Problem details —
State the number of lines in the material below that have "phone" in them, without any other text.

Data extract —
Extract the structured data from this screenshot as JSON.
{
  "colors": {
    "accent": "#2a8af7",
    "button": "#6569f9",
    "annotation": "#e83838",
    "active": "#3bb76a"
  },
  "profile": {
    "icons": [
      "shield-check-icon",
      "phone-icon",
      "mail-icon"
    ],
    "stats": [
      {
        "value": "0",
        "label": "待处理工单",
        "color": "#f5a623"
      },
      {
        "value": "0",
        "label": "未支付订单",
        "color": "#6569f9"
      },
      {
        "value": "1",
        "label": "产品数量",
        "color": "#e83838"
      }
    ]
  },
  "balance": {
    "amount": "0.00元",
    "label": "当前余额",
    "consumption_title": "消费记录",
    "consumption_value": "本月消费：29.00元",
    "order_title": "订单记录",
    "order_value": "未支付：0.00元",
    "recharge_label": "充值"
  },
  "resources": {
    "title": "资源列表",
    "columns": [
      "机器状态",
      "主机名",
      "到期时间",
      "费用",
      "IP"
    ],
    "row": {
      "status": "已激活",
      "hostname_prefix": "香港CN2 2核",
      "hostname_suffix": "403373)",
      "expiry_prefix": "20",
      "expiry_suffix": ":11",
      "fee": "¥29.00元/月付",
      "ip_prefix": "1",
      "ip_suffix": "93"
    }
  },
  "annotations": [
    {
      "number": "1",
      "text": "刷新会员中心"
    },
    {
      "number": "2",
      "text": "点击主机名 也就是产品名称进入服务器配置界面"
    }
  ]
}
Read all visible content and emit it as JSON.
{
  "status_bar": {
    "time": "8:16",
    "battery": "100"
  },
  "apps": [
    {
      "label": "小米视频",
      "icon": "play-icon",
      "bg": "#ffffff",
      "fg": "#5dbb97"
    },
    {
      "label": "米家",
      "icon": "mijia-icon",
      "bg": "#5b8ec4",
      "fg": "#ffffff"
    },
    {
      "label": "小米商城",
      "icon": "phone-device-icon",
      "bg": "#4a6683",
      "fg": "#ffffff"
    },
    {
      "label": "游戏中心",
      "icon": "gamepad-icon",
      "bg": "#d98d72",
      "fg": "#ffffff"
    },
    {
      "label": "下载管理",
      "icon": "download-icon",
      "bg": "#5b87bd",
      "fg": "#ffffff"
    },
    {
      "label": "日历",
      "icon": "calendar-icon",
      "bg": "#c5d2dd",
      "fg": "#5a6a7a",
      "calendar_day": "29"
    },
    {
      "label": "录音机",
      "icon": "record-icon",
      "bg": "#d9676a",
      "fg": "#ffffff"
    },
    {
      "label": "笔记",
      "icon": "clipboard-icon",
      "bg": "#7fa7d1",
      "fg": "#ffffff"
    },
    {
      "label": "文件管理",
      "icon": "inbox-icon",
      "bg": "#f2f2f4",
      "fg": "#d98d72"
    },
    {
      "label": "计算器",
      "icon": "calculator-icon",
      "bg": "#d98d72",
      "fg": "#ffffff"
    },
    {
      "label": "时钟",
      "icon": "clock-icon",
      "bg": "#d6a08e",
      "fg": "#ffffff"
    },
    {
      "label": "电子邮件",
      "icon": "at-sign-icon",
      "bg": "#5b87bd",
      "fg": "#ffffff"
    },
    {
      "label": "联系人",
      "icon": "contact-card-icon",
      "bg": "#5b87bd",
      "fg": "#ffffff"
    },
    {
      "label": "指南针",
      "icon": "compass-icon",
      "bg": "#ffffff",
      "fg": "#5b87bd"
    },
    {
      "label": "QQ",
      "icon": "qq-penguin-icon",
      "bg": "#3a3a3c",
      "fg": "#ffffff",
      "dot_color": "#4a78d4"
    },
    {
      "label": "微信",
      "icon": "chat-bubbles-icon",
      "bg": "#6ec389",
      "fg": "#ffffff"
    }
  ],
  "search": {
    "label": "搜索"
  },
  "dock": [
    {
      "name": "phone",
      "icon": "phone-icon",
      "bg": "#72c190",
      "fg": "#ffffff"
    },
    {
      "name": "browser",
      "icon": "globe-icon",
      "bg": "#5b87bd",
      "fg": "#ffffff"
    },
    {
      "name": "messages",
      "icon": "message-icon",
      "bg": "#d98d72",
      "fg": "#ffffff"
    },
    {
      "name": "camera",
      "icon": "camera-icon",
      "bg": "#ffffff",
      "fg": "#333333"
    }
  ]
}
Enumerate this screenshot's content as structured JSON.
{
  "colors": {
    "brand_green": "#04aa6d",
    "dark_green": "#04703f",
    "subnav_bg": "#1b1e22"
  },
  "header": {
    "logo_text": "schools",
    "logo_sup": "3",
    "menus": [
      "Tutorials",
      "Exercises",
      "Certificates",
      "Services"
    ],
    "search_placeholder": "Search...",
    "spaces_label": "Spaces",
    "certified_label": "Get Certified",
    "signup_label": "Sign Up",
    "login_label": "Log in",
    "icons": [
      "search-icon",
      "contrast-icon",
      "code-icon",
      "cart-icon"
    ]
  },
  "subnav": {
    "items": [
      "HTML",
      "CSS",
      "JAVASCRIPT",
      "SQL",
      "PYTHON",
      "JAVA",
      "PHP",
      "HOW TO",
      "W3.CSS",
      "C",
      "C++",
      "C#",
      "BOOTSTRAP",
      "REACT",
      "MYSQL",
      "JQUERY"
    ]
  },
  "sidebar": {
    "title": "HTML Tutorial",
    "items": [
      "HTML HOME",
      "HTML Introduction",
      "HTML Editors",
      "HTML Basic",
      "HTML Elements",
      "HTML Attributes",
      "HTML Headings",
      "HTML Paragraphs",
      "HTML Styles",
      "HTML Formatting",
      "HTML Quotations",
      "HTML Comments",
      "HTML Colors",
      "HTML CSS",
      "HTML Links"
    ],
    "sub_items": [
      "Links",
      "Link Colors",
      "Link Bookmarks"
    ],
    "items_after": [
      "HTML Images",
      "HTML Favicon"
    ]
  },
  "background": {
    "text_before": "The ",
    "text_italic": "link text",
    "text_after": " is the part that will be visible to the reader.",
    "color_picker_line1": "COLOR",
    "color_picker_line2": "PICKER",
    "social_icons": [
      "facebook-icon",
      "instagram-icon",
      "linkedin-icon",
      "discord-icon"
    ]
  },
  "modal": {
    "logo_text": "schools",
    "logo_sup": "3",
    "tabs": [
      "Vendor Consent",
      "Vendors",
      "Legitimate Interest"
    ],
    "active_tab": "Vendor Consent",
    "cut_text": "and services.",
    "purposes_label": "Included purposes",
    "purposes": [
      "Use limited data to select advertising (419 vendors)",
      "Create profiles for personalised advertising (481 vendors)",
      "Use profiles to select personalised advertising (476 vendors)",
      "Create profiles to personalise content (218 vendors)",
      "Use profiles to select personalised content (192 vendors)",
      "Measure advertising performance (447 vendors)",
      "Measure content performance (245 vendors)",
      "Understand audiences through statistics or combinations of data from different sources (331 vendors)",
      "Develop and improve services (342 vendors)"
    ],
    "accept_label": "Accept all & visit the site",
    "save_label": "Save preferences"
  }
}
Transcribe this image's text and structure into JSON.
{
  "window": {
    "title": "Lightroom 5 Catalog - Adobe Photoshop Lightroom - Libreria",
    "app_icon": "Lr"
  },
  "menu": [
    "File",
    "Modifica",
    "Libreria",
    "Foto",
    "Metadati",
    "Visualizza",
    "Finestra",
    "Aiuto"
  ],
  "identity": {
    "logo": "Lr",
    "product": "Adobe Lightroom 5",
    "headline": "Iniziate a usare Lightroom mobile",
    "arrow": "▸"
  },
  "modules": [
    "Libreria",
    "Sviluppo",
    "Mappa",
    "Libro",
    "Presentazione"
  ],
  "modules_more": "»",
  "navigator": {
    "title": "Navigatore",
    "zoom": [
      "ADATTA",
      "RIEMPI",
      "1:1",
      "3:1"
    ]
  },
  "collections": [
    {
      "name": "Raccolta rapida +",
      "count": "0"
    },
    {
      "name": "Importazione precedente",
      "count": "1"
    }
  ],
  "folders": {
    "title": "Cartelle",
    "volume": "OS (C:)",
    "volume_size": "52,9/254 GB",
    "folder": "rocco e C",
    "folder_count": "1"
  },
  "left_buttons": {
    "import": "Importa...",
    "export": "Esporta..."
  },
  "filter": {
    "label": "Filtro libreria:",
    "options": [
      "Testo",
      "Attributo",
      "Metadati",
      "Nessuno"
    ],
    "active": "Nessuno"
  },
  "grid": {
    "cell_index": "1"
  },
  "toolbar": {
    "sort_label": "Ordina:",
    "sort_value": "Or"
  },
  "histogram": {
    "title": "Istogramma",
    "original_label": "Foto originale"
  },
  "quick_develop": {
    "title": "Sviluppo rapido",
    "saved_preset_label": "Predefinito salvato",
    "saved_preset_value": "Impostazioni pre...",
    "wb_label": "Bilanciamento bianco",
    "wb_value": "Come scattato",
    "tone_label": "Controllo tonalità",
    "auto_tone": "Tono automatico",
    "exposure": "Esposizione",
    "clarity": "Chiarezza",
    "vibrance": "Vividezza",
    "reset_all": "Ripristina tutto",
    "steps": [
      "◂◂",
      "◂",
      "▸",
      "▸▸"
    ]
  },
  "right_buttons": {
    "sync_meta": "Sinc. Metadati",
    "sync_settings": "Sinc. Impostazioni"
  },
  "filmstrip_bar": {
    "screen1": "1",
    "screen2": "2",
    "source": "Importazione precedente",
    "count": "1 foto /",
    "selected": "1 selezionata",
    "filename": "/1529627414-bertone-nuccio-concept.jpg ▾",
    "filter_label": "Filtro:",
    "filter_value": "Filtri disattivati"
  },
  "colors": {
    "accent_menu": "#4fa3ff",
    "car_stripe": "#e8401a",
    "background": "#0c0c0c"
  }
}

Solution —
4